• [YOUR TASK]: Provide the number of lines containing the word "JSON", and nothing else.

• [DATA FOR PROCESSING]:

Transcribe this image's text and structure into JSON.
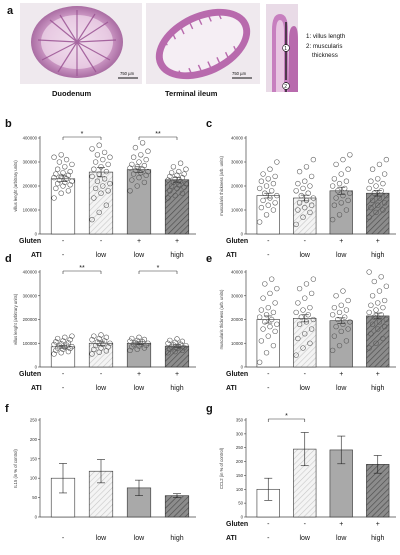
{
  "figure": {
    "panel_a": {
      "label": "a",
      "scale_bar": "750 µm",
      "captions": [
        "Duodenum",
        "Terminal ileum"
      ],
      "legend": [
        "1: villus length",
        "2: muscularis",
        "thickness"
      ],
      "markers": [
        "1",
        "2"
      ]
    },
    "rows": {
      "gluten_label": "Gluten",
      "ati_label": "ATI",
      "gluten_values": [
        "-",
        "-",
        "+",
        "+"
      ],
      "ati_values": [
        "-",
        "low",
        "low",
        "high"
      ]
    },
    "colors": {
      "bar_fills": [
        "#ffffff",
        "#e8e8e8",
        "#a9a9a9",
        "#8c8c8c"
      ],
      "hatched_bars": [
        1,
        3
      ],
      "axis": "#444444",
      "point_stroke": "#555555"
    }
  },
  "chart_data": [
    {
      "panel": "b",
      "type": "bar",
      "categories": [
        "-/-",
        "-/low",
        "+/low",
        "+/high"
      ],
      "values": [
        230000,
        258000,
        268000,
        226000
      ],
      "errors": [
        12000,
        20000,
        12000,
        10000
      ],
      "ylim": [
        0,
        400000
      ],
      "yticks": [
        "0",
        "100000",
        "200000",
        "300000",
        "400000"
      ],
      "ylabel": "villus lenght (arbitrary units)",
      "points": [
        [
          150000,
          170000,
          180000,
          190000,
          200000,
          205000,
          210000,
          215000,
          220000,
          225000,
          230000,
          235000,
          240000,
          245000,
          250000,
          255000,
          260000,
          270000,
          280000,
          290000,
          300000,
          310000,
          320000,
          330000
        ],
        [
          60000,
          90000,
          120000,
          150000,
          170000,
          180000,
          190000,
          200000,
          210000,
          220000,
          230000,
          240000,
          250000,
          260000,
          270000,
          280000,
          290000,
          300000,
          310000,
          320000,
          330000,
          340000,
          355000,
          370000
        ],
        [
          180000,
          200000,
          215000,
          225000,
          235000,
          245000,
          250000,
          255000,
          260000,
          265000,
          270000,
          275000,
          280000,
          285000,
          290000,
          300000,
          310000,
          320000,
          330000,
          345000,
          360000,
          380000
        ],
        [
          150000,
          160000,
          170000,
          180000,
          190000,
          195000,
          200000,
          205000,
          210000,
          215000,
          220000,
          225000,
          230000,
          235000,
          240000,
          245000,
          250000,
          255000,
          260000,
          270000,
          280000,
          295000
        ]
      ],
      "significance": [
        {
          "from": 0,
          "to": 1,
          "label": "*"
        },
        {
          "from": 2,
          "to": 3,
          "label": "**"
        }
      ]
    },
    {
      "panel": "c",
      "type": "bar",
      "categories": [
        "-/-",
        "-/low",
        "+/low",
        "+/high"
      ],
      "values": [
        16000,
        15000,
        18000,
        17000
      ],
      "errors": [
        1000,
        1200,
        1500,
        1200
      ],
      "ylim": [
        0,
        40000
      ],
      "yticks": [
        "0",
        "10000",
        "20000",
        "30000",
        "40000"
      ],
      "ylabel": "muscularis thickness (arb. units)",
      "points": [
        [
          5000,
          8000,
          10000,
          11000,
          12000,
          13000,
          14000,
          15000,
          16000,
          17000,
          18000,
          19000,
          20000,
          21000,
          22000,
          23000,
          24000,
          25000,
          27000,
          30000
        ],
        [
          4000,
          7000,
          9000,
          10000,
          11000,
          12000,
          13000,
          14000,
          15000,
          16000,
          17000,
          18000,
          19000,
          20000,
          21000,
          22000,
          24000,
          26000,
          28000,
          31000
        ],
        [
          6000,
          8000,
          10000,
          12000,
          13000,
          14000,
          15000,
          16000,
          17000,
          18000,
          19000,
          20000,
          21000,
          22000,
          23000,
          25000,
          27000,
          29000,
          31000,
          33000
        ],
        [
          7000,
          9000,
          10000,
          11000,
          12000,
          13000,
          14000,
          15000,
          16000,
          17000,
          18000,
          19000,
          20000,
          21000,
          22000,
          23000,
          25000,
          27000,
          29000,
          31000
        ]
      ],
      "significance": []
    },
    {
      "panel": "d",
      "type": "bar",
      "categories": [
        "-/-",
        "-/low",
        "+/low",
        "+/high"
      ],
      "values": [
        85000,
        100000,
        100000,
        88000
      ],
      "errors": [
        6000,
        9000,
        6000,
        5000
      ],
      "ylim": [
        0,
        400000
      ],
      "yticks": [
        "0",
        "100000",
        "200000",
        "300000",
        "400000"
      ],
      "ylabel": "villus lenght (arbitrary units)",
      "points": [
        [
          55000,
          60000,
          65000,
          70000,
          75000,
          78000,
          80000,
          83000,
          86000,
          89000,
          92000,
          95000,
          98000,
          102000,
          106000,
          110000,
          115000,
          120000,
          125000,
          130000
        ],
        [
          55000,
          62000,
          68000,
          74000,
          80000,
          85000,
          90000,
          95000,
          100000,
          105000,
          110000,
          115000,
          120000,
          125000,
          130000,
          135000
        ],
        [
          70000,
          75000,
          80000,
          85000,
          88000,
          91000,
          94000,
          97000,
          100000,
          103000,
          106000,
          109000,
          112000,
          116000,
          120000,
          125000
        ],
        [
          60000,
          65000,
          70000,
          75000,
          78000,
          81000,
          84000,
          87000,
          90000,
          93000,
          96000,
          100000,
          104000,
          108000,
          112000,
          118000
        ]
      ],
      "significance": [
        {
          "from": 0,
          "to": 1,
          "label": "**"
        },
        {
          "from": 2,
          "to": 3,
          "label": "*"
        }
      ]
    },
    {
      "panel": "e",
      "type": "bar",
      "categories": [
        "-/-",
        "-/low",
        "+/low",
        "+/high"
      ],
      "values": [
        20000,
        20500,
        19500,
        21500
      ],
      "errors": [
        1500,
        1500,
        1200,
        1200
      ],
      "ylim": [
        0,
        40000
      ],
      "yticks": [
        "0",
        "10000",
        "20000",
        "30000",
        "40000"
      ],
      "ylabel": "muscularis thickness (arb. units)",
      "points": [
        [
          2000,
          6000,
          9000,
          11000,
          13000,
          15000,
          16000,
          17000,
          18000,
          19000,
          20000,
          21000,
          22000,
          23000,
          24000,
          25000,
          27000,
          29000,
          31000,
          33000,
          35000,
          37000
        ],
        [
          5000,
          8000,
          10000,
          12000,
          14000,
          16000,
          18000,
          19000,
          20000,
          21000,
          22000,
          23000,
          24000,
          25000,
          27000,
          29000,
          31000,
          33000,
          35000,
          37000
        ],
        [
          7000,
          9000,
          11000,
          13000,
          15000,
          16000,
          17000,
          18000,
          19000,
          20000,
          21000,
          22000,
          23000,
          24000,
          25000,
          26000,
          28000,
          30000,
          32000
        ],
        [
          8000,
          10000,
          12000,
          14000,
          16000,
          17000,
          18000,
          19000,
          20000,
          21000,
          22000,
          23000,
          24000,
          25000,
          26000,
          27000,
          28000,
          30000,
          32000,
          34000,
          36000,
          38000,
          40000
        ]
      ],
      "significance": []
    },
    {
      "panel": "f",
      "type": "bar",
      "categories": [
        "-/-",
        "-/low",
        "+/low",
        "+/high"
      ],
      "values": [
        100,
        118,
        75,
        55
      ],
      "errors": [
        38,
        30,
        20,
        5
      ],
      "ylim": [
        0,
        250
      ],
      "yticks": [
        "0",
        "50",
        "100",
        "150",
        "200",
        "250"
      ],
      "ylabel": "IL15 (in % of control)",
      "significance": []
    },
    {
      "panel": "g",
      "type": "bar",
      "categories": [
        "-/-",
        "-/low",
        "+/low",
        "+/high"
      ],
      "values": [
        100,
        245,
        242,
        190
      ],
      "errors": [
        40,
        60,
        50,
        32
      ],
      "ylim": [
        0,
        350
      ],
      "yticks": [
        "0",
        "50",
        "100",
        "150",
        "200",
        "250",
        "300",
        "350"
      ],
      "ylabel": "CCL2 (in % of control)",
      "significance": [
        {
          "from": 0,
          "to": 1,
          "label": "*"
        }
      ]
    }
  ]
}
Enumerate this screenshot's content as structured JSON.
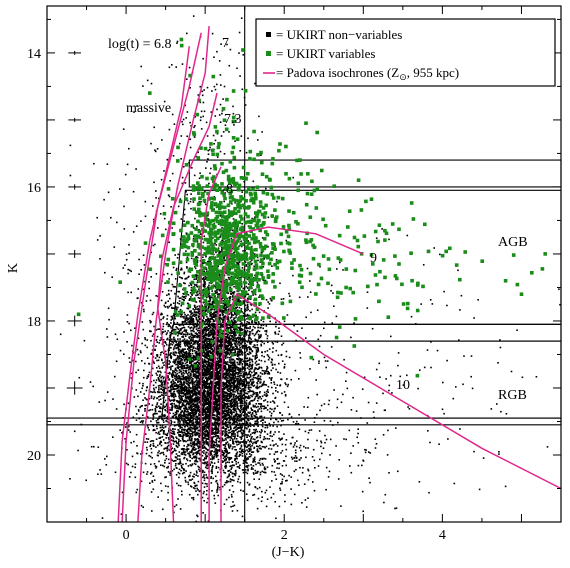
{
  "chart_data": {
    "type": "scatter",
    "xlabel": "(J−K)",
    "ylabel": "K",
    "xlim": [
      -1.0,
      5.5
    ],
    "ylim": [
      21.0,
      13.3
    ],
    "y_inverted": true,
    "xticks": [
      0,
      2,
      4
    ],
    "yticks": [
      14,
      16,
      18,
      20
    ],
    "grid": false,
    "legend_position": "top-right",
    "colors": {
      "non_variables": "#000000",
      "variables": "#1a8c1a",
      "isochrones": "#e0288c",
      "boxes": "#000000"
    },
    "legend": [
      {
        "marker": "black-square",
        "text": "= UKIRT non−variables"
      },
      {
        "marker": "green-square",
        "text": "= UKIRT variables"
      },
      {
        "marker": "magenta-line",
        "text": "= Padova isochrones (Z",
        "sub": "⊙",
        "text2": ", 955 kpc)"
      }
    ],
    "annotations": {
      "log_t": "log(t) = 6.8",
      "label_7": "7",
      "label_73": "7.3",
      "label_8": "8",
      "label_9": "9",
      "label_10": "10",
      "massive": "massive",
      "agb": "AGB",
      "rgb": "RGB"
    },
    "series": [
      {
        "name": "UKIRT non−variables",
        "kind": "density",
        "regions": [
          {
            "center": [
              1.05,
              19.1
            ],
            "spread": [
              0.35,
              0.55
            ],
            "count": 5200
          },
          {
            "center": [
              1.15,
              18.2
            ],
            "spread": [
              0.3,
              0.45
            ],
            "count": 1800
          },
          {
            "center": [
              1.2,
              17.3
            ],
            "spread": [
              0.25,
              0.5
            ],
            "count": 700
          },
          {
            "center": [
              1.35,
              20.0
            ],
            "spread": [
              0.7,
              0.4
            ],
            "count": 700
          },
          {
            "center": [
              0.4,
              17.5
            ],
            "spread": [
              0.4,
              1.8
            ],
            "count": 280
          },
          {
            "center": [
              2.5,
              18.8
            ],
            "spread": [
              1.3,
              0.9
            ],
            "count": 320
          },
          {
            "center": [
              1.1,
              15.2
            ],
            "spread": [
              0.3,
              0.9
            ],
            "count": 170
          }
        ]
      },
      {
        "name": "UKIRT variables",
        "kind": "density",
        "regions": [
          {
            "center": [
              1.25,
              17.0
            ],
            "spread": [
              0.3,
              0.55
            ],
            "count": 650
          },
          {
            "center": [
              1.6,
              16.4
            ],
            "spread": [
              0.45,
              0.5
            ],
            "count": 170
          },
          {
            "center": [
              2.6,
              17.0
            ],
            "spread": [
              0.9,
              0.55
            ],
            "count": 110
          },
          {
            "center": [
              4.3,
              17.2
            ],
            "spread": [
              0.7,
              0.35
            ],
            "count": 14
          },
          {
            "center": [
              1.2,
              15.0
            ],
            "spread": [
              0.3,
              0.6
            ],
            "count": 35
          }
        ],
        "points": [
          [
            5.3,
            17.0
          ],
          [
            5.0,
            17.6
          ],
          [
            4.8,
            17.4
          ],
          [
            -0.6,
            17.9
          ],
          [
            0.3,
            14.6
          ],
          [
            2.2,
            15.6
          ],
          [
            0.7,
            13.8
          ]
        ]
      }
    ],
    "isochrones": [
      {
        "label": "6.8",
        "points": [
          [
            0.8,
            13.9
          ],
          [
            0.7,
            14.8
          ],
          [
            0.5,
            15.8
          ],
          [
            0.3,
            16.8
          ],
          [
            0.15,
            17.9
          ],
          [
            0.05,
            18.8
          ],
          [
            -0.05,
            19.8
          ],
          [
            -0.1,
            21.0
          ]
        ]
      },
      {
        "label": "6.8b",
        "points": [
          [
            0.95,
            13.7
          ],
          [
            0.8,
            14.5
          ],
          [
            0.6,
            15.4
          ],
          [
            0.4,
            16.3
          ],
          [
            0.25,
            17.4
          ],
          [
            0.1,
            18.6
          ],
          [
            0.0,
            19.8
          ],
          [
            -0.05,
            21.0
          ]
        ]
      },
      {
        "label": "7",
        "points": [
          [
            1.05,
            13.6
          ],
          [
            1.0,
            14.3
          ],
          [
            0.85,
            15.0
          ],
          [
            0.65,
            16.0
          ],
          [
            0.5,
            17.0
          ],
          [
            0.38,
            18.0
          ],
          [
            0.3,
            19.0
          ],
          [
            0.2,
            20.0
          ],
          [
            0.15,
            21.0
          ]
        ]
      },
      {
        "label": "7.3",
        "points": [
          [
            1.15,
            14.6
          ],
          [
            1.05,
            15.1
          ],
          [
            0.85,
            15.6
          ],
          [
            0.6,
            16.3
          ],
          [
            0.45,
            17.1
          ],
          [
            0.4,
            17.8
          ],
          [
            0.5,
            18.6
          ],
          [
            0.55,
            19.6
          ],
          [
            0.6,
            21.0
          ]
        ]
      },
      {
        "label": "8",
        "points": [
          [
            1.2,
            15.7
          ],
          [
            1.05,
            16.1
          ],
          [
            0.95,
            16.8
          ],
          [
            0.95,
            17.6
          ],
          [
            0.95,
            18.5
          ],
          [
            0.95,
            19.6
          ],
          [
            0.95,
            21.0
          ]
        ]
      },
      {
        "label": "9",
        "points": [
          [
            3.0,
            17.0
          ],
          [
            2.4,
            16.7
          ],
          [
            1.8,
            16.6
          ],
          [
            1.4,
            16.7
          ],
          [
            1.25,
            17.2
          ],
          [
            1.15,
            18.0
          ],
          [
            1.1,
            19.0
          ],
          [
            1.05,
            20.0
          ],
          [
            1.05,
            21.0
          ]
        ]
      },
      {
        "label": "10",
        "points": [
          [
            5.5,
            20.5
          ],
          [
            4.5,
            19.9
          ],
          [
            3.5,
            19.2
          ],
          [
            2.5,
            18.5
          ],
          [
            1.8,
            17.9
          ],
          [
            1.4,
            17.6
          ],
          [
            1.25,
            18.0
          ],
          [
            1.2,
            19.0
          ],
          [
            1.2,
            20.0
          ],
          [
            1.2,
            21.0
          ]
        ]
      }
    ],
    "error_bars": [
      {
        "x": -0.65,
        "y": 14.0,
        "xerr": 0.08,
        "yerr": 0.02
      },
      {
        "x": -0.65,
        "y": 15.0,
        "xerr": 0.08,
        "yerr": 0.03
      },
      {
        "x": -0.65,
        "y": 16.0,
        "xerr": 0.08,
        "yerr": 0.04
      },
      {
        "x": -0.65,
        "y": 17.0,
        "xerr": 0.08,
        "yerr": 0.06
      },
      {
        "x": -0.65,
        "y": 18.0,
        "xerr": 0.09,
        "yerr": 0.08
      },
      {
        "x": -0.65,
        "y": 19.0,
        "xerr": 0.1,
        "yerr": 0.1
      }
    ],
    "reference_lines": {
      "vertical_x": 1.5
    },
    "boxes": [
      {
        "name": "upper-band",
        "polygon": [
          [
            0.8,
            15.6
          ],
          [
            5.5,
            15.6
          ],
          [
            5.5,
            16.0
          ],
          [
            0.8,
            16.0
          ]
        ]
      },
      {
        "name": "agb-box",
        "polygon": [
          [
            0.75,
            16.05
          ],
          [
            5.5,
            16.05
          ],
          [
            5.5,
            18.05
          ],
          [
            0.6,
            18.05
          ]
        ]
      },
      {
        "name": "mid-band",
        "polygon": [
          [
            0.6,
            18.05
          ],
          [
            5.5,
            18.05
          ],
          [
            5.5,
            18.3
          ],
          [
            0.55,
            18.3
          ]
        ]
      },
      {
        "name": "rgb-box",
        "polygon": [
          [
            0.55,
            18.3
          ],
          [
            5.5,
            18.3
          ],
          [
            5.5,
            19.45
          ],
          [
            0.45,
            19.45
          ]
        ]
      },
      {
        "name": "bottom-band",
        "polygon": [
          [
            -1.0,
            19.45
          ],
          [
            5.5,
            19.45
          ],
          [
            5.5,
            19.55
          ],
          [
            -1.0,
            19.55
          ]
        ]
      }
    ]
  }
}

• [COMPLETE ANSWER]: 2